───── Material for the task

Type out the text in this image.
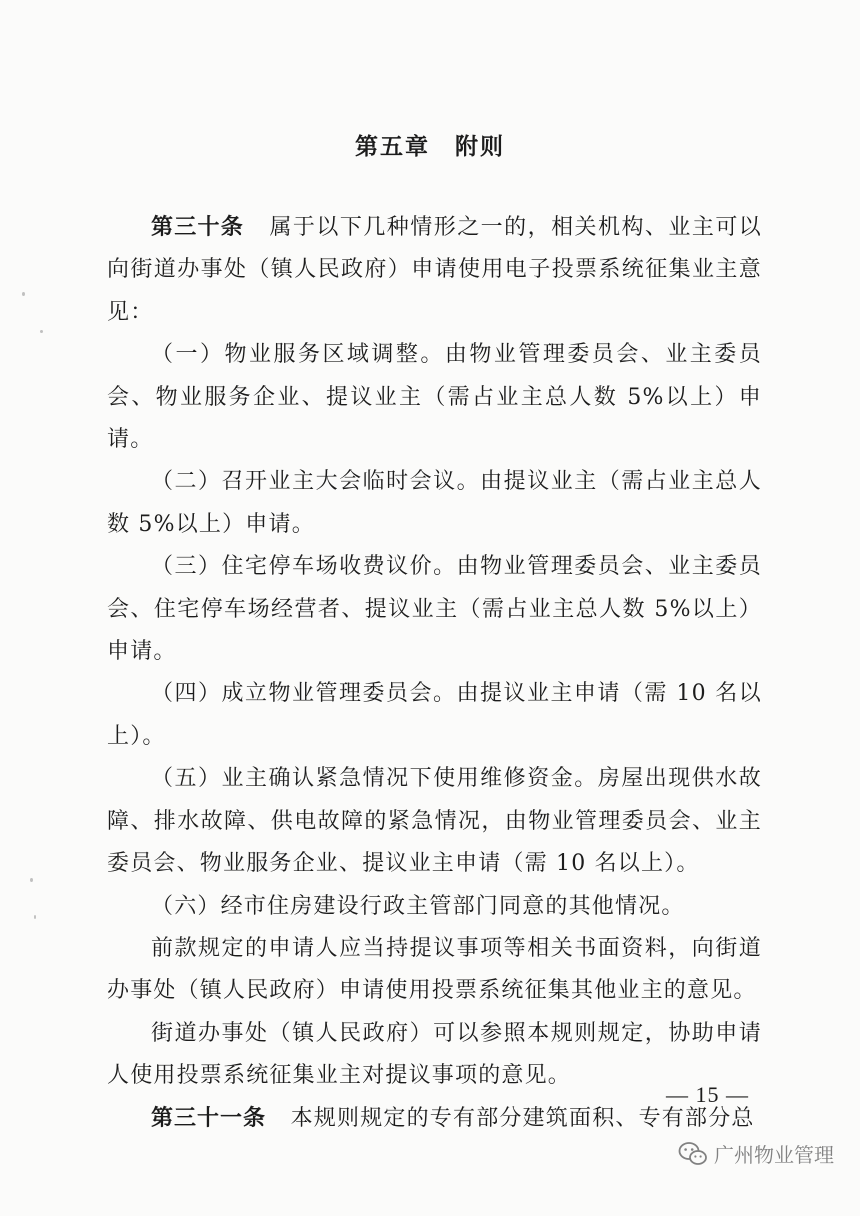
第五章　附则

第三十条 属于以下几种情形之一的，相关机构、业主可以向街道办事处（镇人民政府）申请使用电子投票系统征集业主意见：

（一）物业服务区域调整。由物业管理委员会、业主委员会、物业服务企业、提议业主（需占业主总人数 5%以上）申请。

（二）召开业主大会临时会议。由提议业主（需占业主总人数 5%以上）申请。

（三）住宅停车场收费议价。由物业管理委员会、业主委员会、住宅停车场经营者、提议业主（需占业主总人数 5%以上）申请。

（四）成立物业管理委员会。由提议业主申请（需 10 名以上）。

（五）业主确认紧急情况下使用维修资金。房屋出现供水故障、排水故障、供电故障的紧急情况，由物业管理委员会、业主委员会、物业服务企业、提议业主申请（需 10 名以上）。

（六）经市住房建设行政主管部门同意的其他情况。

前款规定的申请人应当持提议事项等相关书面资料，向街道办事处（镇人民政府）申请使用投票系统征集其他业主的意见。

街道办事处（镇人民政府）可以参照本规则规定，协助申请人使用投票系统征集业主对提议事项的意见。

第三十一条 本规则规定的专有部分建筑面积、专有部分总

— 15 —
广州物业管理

──────────

**Problem details**
Go through the entries above and output them exactly, without pictures.

**Completed task**
Type out the text in this image.
第五章　附则

第三十条 属于以下几种情形之一的，相关机构、业主可以向街道办事处（镇人民政府）申请使用电子投票系统征集业主意见：

（一）物业服务区域调整。由物业管理委员会、业主委员会、物业服务企业、提议业主（需占业主总人数 5%以上）申请。

（二）召开业主大会临时会议。由提议业主（需占业主总人数 5%以上）申请。

（三）住宅停车场收费议价。由物业管理委员会、业主委员会、住宅停车场经营者、提议业主（需占业主总人数 5%以上）申请。

（四）成立物业管理委员会。由提议业主申请（需 10 名以上）。

（五）业主确认紧急情况下使用维修资金。房屋出现供水故障、排水故障、供电故障的紧急情况，由物业管理委员会、业主委员会、物业服务企业、提议业主申请（需 10 名以上）。

（六）经市住房建设行政主管部门同意的其他情况。

前款规定的申请人应当持提议事项等相关书面资料，向街道办事处（镇人民政府）申请使用投票系统征集其他业主的意见。

街道办事处（镇人民政府）可以参照本规则规定，协助申请人使用投票系统征集业主对提议事项的意见。

第三十一条 本规则规定的专有部分建筑面积、专有部分总

— 15 —
广州物业管理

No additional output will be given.